_Dataset entries_
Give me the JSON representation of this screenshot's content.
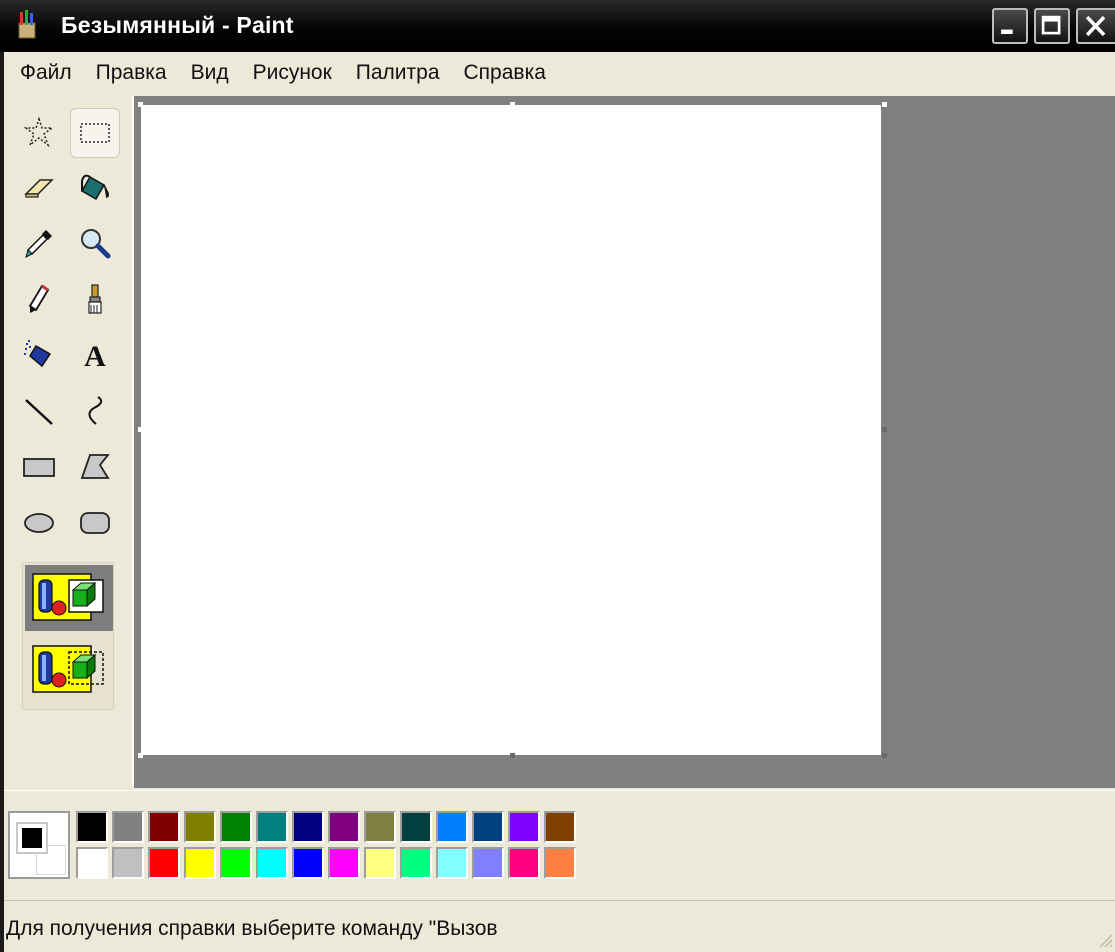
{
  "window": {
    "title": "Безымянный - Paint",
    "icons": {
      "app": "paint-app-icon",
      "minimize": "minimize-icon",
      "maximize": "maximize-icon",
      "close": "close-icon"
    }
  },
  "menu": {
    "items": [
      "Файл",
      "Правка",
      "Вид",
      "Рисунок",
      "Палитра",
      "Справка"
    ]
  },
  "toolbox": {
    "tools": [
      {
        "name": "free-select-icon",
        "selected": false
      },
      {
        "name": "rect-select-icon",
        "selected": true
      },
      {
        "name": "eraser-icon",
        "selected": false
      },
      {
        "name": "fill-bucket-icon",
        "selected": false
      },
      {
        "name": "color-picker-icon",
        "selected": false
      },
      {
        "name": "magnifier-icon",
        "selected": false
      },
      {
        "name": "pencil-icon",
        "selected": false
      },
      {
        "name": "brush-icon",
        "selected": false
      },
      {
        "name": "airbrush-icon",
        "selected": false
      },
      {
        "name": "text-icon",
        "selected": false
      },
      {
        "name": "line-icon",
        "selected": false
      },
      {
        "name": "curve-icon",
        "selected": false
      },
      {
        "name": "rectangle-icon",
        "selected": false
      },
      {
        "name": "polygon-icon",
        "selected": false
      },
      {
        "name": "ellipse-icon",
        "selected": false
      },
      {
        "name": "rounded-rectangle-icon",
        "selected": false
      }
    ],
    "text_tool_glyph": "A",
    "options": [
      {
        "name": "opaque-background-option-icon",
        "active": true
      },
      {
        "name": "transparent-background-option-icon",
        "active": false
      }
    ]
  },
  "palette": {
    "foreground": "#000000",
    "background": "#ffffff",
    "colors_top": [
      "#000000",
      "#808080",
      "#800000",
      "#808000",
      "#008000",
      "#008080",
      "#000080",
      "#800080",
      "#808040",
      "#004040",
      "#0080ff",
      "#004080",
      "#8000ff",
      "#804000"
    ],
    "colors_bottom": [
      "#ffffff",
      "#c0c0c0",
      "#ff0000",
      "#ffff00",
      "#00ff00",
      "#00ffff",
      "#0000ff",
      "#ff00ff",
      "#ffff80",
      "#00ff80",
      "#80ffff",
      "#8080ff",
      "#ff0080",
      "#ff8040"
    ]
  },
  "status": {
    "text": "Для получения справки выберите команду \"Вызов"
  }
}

_Objective_
Reproduce the data above in full, exactly as it is, with the pictures left out.

_Task solution_
Give me the JSON representation of this screenshot's content.
{
  "window": {
    "title": "Безымянный - Paint",
    "icons": {
      "app": "paint-app-icon",
      "minimize": "minimize-icon",
      "maximize": "maximize-icon",
      "close": "close-icon"
    }
  },
  "menu": {
    "items": [
      "Файл",
      "Правка",
      "Вид",
      "Рисунок",
      "Палитра",
      "Справка"
    ]
  },
  "toolbox": {
    "tools": [
      {
        "name": "free-select-icon",
        "selected": false
      },
      {
        "name": "rect-select-icon",
        "selected": true
      },
      {
        "name": "eraser-icon",
        "selected": false
      },
      {
        "name": "fill-bucket-icon",
        "selected": false
      },
      {
        "name": "color-picker-icon",
        "selected": false
      },
      {
        "name": "magnifier-icon",
        "selected": false
      },
      {
        "name": "pencil-icon",
        "selected": false
      },
      {
        "name": "brush-icon",
        "selected": false
      },
      {
        "name": "airbrush-icon",
        "selected": false
      },
      {
        "name": "text-icon",
        "selected": false
      },
      {
        "name": "line-icon",
        "selected": false
      },
      {
        "name": "curve-icon",
        "selected": false
      },
      {
        "name": "rectangle-icon",
        "selected": false
      },
      {
        "name": "polygon-icon",
        "selected": false
      },
      {
        "name": "ellipse-icon",
        "selected": false
      },
      {
        "name": "rounded-rectangle-icon",
        "selected": false
      }
    ],
    "text_tool_glyph": "A",
    "options": [
      {
        "name": "opaque-background-option-icon",
        "active": true
      },
      {
        "name": "transparent-background-option-icon",
        "active": false
      }
    ]
  },
  "palette": {
    "foreground": "#000000",
    "background": "#ffffff",
    "colors_top": [
      "#000000",
      "#808080",
      "#800000",
      "#808000",
      "#008000",
      "#008080",
      "#000080",
      "#800080",
      "#808040",
      "#004040",
      "#0080ff",
      "#004080",
      "#8000ff",
      "#804000"
    ],
    "colors_bottom": [
      "#ffffff",
      "#c0c0c0",
      "#ff0000",
      "#ffff00",
      "#00ff00",
      "#00ffff",
      "#0000ff",
      "#ff00ff",
      "#ffff80",
      "#00ff80",
      "#80ffff",
      "#8080ff",
      "#ff0080",
      "#ff8040"
    ]
  },
  "status": {
    "text": "Для получения справки выберите команду \"Вызов"
  }
}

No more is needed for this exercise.